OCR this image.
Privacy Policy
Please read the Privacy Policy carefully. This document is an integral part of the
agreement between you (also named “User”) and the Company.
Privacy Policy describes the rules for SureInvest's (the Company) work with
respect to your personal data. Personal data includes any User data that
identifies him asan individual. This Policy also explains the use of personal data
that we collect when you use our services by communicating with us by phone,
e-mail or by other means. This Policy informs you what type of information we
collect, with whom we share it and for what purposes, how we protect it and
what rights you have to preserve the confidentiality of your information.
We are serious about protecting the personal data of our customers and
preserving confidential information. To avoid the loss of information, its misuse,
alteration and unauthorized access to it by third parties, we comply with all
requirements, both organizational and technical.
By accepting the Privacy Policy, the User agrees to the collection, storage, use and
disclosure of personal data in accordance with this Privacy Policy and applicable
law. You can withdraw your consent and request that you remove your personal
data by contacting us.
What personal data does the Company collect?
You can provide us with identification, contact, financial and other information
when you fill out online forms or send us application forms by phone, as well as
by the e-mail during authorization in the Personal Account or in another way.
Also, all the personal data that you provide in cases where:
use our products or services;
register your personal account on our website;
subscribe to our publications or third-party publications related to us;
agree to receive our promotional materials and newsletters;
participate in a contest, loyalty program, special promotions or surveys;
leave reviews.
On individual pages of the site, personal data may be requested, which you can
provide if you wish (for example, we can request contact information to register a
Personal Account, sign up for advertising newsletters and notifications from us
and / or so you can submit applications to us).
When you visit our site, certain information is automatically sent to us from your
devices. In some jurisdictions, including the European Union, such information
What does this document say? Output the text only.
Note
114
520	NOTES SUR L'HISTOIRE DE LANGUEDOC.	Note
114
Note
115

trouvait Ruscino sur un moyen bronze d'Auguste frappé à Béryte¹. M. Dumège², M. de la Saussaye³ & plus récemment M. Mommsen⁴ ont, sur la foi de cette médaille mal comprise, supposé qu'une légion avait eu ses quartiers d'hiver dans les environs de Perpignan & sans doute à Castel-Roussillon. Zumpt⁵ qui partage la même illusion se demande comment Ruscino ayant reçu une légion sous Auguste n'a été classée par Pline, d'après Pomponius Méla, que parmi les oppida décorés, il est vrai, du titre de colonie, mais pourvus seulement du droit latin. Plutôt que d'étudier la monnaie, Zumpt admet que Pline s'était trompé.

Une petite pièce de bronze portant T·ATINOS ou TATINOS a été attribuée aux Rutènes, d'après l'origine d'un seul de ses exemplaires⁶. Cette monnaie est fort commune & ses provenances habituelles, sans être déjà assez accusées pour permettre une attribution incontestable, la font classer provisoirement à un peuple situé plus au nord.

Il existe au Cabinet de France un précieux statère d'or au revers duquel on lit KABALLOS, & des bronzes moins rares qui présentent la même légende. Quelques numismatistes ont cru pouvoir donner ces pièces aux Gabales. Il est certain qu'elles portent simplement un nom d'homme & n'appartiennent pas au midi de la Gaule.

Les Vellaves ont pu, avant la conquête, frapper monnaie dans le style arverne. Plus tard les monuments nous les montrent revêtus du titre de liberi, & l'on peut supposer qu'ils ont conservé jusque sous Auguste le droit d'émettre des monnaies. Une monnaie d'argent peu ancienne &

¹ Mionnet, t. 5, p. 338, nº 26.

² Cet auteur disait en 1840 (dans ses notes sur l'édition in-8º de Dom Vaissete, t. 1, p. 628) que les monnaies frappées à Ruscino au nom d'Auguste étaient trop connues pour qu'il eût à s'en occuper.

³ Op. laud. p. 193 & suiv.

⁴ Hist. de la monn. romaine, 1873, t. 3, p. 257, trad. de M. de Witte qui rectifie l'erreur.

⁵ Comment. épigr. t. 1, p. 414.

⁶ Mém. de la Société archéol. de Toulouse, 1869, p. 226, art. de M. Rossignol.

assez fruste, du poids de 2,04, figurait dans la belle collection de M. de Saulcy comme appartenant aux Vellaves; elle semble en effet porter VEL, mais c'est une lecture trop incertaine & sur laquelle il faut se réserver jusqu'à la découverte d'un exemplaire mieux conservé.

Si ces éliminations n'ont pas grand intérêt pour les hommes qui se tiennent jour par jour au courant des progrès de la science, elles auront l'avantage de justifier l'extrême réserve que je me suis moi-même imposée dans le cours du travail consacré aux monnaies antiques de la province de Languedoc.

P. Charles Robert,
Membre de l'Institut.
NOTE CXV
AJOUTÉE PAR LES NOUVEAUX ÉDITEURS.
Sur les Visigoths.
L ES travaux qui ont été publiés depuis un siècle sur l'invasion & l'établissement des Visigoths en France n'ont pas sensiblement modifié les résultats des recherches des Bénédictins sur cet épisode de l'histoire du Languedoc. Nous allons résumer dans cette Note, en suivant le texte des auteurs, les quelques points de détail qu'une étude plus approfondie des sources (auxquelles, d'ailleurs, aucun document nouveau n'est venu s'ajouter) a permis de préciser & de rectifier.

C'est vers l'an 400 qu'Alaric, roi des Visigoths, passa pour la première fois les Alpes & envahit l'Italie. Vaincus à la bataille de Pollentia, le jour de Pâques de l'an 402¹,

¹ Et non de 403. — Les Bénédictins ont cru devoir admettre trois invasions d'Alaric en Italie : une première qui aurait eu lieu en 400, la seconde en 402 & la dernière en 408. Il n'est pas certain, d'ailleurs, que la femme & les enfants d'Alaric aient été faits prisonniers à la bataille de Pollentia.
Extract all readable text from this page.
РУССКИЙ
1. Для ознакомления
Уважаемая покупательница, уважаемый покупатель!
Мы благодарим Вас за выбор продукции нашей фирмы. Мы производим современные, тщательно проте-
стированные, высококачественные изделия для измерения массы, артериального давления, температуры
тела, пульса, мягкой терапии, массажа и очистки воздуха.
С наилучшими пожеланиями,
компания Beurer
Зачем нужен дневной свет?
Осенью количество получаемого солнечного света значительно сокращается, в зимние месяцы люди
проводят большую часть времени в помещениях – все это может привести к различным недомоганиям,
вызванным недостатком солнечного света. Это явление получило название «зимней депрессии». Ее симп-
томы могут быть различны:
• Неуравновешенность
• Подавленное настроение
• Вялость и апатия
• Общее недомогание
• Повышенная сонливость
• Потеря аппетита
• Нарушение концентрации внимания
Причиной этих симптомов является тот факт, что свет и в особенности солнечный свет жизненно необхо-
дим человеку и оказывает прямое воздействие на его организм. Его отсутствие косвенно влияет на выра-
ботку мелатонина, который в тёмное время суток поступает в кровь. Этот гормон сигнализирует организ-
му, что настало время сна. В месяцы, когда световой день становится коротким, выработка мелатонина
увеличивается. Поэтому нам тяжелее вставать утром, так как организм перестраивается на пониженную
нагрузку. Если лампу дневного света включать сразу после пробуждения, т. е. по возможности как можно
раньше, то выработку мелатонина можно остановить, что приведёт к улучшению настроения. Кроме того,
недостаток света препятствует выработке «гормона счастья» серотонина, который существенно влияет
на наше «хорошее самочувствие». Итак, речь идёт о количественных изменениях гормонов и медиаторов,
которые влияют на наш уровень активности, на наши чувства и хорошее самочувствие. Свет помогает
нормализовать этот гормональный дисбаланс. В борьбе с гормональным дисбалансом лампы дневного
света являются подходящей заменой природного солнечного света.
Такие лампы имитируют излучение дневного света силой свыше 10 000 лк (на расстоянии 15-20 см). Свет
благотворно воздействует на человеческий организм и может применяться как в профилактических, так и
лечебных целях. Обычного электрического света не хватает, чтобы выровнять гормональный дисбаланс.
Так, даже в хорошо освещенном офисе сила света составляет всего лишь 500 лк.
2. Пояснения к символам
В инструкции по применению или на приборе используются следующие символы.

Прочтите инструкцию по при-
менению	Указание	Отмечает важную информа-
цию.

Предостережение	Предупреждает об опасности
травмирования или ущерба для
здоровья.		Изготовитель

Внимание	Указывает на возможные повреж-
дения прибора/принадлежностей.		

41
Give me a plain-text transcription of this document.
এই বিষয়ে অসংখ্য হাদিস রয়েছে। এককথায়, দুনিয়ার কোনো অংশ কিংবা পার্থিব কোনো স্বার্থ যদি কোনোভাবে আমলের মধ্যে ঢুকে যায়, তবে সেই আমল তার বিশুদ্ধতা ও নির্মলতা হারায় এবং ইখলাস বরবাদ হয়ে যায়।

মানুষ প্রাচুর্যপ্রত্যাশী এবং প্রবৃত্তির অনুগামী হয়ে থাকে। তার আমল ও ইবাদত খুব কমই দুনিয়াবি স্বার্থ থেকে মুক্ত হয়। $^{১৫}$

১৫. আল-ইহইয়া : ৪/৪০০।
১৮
----------
> **OBJECTIVE**
Out of the records, collect only those lines that contain the string "мелатонина".

> **EXERCISE RESULT**
ботку мелатонина, который в тёмное время суток поступает в кровь. Этот гормон сигнализирует организ-
му, что настало время сна. В месяцы, когда световой день становится коротким, выработка мелатонина
раньше, то выработку мелатонина можно остановить, что приведёт к улучшению настроения. Кроме того,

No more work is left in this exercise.